● **Exercise goal**
Quote the listing below in its entirety, omitting every image.

Source data:
============
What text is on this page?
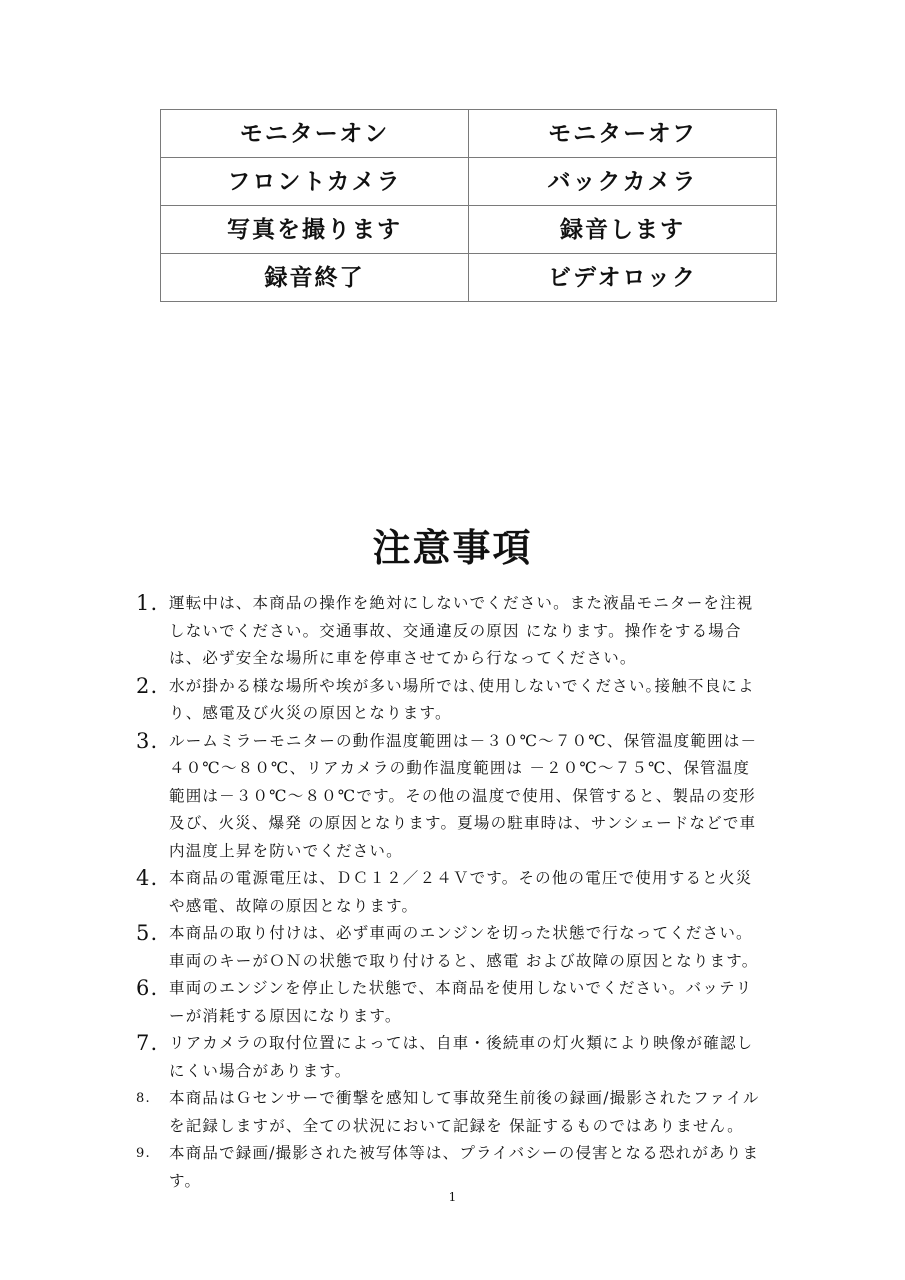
モニターオン	モニターオフ
フロントカメラ	バックカメラ
写真を撮ります	録音します
録音終了	ビデオロック
注意事項
1. 運転中は、本商品の操作を絶対にしないでください。また液晶モニターを注視しないでください。交通事故、交通違反の原因 になります。操作をする場合は、必ず安全な場所に車を停車させてから行なってください。
2. 水が掛かる様な場所や埃が多い場所では､使用しないでください｡接触不良により、感電及び火災の原因となります。
3. ルームミラーモニターの動作温度範囲は－３０℃～７０℃、保管温度範囲は－４０℃～８０℃、リアカメラの動作温度範囲は －２０℃～７５℃、保管温度範囲は－３０℃～８０℃です。その他の温度で使用、保管すると、製品の変形及び、火災、爆発 の原因となります。夏場の駐車時は、サンシェードなどで車内温度上昇を防いでください。
4. 本商品の電源電圧は、ＤＣ１２／２４Ｖです。その他の電圧で使用すると火災や感電、故障の原因となります。
5. 本商品の取り付けは、必ず車両のエンジンを切った状態で行なってください。車両のキーがＯＮの状態で取り付けると、感電 および故障の原因となります。
6. 車両のエンジンを停止した状態で、本商品を使用しないでください。バッテリーが消耗する原因になります。
7. リアカメラの取付位置によっては、自車・後続車の灯火類により映像が確認しにくい場合があります。
8. 本商品はＧセンサーで衝撃を感知して事故発生前後の録画/撮影されたファイルを記録しますが、全ての状況において記録を 保証するものではありません。
9. 本商品で録画/撮影された被写体等は、プライバシーの侵害となる恐れがあります。
1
============
● **Answer to the exercise**
What text is on this page?
モニターオン	モニターオフ
フロントカメラ	バックカメラ
写真を撮ります	録音します
録音終了	ビデオロック
注意事項
1. 運転中は、本商品の操作を絶対にしないでください。また液晶モニターを注視しないでください。交通事故、交通違反の原因 になります。操作をする場合は、必ず安全な場所に車を停車させてから行なってください。
2. 水が掛かる様な場所や埃が多い場所では､使用しないでください｡接触不良により、感電及び火災の原因となります。
3. ルームミラーモニターの動作温度範囲は－３０℃～７０℃、保管温度範囲は－４０℃～８０℃、リアカメラの動作温度範囲は －２０℃～７５℃、保管温度範囲は－３０℃～８０℃です。その他の温度で使用、保管すると、製品の変形及び、火災、爆発 の原因となります。夏場の駐車時は、サンシェードなどで車内温度上昇を防いでください。
4. 本商品の電源電圧は、ＤＣ１２／２４Ｖです。その他の電圧で使用すると火災や感電、故障の原因となります。
5. 本商品の取り付けは、必ず車両のエンジンを切った状態で行なってください。車両のキーがＯＮの状態で取り付けると、感電 および故障の原因となります。
6. 車両のエンジンを停止した状態で、本商品を使用しないでください。バッテリーが消耗する原因になります。
7. リアカメラの取付位置によっては、自車・後続車の灯火類により映像が確認しにくい場合があります。
8. 本商品はＧセンサーで衝撃を感知して事故発生前後の録画/撮影されたファイルを記録しますが、全ての状況において記録を 保証するものではありません。
9. 本商品で録画/撮影された被写体等は、プライバシーの侵害となる恐れがあります。
1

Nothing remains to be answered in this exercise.